▶
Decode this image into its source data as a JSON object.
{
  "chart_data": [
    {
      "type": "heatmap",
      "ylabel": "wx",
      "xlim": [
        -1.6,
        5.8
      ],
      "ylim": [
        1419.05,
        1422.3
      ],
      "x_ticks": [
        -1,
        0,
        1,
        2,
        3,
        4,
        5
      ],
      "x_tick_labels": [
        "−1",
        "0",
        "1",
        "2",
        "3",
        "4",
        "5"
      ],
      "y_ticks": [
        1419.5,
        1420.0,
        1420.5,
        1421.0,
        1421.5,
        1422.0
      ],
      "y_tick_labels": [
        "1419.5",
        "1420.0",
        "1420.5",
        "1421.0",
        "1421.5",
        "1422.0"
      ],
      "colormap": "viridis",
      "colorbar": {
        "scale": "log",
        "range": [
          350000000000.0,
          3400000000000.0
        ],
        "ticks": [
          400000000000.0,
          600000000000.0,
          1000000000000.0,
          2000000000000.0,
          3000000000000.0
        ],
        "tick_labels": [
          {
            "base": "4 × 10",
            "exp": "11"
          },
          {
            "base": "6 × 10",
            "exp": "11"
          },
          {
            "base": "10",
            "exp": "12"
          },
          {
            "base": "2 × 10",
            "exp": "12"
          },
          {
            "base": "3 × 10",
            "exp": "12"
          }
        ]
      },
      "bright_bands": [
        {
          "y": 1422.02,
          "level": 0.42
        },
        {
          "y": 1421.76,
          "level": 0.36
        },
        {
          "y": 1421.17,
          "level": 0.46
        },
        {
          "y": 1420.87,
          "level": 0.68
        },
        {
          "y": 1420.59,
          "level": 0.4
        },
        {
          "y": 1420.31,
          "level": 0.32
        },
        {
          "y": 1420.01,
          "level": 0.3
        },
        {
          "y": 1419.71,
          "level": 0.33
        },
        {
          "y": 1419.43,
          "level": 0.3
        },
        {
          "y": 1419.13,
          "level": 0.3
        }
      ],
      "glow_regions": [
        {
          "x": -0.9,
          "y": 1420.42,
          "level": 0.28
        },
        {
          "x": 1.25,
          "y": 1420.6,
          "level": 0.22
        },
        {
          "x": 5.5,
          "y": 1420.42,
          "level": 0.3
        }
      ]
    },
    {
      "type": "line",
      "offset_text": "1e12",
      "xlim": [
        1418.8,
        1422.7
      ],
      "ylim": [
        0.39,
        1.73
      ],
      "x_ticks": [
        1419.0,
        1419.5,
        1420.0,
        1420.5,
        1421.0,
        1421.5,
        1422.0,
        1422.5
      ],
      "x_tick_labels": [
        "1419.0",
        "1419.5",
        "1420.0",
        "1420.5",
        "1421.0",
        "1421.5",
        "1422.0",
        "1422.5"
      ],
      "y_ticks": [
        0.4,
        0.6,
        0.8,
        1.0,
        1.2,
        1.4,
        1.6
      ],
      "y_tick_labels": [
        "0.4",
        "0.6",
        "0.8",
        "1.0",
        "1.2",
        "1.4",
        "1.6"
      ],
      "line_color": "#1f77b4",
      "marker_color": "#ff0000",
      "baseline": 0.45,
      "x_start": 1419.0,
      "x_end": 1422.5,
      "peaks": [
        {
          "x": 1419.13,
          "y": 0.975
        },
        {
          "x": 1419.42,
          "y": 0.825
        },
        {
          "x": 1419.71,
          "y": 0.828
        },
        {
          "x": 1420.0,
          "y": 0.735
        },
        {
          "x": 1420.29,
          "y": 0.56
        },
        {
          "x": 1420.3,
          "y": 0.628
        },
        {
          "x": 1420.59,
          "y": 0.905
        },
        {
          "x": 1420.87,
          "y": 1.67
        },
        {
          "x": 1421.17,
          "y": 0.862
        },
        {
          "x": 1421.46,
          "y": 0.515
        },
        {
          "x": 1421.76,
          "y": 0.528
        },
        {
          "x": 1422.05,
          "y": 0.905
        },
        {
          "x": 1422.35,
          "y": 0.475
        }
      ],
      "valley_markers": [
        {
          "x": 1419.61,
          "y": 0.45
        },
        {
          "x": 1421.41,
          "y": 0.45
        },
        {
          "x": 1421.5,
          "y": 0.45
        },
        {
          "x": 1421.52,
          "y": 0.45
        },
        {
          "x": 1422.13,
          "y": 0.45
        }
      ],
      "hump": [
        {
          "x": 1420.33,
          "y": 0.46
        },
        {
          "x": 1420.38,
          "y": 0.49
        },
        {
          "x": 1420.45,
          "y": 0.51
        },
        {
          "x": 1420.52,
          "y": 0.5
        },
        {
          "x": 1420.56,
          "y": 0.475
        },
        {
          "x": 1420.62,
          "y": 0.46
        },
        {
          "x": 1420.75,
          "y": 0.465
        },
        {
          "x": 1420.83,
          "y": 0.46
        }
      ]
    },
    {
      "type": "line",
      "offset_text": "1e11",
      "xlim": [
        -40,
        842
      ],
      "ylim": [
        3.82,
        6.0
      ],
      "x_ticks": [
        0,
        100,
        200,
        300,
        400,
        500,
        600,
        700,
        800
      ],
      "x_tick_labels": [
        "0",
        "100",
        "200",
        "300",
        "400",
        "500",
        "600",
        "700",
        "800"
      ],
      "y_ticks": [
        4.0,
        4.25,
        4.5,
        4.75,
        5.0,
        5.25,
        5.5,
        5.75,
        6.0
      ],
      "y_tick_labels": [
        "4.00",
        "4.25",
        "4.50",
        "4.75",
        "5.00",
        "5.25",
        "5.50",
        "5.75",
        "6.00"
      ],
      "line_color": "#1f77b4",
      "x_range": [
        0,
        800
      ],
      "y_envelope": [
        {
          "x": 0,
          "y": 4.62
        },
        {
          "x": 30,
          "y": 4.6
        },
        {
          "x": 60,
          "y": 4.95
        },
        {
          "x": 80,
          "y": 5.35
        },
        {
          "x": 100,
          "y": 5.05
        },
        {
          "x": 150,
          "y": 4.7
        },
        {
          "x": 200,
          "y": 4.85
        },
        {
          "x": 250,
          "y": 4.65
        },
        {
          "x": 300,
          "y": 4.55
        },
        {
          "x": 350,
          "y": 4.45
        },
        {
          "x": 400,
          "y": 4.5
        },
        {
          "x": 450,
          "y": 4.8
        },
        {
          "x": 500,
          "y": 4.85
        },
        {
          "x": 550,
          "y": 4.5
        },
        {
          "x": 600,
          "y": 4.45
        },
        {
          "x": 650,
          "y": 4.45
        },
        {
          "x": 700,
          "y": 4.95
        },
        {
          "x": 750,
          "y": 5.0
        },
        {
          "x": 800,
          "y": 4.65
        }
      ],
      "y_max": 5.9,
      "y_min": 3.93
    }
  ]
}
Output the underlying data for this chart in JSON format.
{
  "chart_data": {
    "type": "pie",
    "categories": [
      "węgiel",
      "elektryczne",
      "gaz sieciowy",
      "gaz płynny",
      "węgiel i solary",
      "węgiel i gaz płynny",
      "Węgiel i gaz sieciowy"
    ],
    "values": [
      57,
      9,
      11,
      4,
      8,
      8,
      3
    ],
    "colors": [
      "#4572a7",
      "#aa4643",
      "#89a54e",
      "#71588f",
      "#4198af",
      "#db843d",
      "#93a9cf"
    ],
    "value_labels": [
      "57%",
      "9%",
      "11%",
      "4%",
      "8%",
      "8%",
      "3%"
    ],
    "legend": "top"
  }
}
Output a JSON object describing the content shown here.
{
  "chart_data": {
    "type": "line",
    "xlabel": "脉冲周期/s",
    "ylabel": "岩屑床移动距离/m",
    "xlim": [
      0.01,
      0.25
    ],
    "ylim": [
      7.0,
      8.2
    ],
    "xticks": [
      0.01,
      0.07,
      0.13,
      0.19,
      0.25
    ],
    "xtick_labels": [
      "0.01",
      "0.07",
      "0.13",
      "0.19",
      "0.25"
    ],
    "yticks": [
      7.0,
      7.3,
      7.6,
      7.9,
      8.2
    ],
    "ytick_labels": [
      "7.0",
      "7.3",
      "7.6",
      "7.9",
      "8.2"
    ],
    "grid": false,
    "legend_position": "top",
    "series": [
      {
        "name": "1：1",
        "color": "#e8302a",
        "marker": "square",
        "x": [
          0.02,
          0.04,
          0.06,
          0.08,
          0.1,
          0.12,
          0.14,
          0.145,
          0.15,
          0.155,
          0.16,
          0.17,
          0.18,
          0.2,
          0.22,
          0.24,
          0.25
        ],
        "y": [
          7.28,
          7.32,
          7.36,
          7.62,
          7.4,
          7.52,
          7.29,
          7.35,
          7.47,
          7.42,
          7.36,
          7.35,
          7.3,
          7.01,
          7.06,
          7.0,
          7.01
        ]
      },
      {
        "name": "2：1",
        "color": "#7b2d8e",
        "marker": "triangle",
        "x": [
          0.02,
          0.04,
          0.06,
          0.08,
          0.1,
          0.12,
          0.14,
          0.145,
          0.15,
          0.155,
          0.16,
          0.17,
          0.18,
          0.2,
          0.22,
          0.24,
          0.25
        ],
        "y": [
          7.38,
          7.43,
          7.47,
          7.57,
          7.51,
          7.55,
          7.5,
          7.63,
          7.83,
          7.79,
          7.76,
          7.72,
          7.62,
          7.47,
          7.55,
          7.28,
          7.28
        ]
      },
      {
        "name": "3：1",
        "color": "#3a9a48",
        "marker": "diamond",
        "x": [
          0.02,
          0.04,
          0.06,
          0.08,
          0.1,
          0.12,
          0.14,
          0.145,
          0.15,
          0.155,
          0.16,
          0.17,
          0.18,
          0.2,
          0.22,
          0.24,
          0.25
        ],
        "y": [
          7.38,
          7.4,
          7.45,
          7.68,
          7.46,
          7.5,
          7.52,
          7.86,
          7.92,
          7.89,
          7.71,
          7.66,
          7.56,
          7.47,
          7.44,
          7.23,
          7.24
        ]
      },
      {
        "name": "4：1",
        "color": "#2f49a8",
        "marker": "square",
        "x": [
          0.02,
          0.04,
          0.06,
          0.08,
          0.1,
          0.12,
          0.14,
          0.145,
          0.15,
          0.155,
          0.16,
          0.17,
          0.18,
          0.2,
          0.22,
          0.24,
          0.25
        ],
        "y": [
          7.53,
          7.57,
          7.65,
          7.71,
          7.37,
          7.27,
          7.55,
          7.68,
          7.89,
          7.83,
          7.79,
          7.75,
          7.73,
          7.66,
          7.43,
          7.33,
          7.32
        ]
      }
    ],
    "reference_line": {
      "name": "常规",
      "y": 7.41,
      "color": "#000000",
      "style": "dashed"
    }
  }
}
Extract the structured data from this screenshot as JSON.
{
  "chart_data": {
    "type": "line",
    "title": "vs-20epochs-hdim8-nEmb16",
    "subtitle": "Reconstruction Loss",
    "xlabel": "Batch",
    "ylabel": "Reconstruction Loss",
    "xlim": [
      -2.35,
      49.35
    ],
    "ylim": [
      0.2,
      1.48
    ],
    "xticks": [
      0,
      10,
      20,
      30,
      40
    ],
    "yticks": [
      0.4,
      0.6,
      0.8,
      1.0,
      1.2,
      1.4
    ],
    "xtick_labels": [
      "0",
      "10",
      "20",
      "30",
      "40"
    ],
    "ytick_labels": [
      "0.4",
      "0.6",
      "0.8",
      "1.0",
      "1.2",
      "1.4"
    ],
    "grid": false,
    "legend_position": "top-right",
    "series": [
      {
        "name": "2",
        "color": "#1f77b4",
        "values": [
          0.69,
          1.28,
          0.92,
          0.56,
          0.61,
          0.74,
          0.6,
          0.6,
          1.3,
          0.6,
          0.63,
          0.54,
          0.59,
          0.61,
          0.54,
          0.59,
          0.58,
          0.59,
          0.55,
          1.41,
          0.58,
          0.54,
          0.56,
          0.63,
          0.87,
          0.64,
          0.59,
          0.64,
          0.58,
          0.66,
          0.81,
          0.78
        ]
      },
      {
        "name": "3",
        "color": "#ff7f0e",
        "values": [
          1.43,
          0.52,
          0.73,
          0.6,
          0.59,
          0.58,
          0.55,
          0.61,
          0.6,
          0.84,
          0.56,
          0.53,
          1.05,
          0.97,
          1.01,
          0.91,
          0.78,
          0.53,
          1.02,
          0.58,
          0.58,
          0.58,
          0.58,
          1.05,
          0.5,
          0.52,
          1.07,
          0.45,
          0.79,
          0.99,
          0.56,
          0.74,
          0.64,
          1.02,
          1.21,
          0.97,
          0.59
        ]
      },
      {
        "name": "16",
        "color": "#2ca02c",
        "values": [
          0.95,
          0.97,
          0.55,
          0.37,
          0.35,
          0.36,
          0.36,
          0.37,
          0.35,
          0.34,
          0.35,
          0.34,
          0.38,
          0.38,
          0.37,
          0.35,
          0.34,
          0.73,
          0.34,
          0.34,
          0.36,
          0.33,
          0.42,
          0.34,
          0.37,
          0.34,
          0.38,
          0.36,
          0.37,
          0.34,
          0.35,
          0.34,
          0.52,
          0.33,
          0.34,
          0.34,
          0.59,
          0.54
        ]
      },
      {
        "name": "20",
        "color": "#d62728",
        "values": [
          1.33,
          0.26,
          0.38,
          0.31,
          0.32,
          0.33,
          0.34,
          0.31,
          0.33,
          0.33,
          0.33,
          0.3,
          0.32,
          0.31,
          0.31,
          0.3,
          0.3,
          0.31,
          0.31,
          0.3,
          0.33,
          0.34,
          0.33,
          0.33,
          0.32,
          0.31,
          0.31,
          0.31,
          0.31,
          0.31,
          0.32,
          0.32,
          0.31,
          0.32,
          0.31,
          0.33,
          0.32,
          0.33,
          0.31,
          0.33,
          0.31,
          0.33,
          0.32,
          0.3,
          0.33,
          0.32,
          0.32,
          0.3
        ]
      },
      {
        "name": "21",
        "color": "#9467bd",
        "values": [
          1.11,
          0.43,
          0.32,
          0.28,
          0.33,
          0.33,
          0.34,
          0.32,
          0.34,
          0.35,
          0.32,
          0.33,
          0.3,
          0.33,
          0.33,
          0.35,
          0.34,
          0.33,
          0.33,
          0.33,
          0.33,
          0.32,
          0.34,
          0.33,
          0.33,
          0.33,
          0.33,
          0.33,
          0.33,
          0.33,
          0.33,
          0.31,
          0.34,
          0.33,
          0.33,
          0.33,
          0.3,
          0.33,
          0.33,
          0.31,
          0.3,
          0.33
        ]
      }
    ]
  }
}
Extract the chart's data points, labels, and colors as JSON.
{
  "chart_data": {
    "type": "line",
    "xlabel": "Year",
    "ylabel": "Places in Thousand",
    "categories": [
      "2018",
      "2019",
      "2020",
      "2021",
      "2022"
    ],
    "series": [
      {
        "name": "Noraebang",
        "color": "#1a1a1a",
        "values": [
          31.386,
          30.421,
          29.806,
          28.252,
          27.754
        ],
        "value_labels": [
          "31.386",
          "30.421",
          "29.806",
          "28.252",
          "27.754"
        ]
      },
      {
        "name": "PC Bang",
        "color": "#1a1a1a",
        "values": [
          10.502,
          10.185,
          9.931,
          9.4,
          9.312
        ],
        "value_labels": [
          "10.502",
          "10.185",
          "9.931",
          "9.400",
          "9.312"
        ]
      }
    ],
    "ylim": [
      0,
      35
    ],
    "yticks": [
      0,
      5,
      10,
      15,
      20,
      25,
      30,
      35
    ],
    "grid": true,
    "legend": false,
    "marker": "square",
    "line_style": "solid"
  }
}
◀
Show all lines in the entries above where the string "this" appears.

Response to the exercise:
Decode this image into its source data as a JSON object.
Output the underlying data for this chart in JSON format.
Extract the structured data from this screenshot as JSON.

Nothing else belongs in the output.